Collected data
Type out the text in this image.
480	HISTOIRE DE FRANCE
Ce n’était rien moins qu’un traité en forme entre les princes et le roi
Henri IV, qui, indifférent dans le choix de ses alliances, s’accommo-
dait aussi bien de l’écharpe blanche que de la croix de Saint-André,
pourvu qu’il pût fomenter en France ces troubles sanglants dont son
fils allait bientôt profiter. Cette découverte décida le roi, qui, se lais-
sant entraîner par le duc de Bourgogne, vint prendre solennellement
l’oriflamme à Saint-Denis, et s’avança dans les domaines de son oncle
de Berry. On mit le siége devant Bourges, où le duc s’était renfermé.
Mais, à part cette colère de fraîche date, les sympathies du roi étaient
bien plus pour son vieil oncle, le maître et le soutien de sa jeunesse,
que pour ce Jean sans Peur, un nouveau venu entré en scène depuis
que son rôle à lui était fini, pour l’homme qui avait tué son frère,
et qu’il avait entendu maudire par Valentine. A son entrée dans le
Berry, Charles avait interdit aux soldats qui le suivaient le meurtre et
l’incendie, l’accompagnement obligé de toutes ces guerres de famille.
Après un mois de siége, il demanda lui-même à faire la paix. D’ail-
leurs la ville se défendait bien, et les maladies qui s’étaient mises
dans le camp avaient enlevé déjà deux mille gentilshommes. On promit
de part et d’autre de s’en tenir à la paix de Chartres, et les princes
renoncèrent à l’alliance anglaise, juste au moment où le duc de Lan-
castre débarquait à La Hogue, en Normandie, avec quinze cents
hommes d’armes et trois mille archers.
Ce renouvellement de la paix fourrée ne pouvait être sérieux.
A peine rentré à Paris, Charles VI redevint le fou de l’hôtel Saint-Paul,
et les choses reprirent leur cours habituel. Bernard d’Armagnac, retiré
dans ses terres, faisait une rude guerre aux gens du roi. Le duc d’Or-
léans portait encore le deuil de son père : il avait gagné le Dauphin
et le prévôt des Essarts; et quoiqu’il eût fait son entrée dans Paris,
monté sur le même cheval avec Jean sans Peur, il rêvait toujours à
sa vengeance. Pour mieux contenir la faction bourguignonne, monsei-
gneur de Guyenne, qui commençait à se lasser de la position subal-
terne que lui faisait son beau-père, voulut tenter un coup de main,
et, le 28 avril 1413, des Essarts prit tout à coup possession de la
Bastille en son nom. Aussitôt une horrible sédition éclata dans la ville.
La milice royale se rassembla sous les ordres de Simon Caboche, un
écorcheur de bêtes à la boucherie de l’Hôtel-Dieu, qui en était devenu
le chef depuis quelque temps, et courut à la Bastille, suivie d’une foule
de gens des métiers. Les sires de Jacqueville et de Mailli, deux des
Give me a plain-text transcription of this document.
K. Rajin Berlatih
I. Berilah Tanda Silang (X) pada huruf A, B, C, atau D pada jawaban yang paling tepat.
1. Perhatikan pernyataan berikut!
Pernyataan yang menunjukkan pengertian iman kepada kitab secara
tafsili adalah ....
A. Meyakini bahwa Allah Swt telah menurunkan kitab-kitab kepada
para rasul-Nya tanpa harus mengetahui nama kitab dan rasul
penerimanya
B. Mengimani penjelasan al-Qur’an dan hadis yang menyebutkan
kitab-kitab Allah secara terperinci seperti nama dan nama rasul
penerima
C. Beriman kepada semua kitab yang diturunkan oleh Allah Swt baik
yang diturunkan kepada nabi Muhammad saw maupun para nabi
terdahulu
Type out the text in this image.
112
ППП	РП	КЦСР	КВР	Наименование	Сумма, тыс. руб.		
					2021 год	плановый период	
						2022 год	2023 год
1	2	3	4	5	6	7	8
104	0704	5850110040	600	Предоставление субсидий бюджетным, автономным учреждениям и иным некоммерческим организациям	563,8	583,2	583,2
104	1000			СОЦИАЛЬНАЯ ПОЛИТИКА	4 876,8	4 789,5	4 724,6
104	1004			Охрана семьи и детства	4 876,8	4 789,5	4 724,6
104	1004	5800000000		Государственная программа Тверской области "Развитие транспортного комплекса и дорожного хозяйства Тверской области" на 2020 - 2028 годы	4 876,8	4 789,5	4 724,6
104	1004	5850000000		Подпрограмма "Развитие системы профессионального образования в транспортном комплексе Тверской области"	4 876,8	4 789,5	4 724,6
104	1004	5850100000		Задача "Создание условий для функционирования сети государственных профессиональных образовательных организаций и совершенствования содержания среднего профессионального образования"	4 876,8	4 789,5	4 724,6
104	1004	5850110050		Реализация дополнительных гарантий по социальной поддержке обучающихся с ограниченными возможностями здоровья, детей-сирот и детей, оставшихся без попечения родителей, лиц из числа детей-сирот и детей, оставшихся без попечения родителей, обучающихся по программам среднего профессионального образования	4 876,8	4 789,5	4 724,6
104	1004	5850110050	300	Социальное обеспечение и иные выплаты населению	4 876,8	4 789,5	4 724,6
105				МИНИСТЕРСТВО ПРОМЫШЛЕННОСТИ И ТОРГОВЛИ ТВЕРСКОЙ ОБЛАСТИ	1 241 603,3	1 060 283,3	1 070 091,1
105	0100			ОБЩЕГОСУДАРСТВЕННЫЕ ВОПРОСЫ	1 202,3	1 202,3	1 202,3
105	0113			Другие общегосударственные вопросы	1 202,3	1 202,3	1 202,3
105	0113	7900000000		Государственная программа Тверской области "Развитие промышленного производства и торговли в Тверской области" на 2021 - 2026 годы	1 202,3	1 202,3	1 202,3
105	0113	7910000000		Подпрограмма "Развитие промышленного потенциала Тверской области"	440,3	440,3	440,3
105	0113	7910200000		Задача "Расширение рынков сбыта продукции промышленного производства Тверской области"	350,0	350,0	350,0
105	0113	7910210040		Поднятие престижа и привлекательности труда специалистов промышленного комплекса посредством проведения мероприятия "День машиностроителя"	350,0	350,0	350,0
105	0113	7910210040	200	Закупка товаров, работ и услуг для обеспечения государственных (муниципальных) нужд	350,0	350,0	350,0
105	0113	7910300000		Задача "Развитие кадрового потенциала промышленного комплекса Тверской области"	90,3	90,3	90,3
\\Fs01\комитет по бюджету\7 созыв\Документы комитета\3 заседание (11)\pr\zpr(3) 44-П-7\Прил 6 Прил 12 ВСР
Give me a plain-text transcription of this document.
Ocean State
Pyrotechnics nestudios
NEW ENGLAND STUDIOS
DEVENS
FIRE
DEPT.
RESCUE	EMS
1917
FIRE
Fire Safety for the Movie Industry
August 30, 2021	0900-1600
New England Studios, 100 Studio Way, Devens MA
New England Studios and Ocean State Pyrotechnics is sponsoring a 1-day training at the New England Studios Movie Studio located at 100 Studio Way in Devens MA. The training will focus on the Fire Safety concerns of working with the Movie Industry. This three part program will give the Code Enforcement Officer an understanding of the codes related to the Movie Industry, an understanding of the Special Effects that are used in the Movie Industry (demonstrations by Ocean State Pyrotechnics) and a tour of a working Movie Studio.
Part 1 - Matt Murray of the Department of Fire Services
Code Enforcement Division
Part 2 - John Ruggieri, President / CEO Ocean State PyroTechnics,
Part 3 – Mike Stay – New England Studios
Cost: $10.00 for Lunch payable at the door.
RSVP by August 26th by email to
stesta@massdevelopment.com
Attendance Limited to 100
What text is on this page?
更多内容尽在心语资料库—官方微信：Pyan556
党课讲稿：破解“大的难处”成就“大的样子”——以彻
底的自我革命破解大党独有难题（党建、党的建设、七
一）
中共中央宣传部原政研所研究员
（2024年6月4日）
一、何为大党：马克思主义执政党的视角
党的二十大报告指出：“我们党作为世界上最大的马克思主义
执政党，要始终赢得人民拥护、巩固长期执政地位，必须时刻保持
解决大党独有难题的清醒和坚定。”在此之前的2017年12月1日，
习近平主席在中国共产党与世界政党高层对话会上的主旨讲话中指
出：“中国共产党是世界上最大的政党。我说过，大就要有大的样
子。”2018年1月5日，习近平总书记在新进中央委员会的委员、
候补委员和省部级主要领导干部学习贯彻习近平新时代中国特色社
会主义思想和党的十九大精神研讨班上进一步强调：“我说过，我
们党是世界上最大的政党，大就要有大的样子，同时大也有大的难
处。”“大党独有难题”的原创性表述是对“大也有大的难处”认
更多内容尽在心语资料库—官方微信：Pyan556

- BRIEF -
Find every line in the records above that holds the word "Государственная", and copy each one.

- SOLUTION FOR THIS EXERCISE -
104	1004	5800000000		Государственная программа Тверской области "Развитие транспортного комплекса и дорожного хозяйства Тверской области" на 2020 - 2028 годы	4 876,8	4 789,5	4 724,6
105	0113	7900000000		Государственная программа Тверской области "Развитие промышленного производства и торговли в Тверской области" на 2021 - 2026 годы	1 202,3	1 202,3	1 202,3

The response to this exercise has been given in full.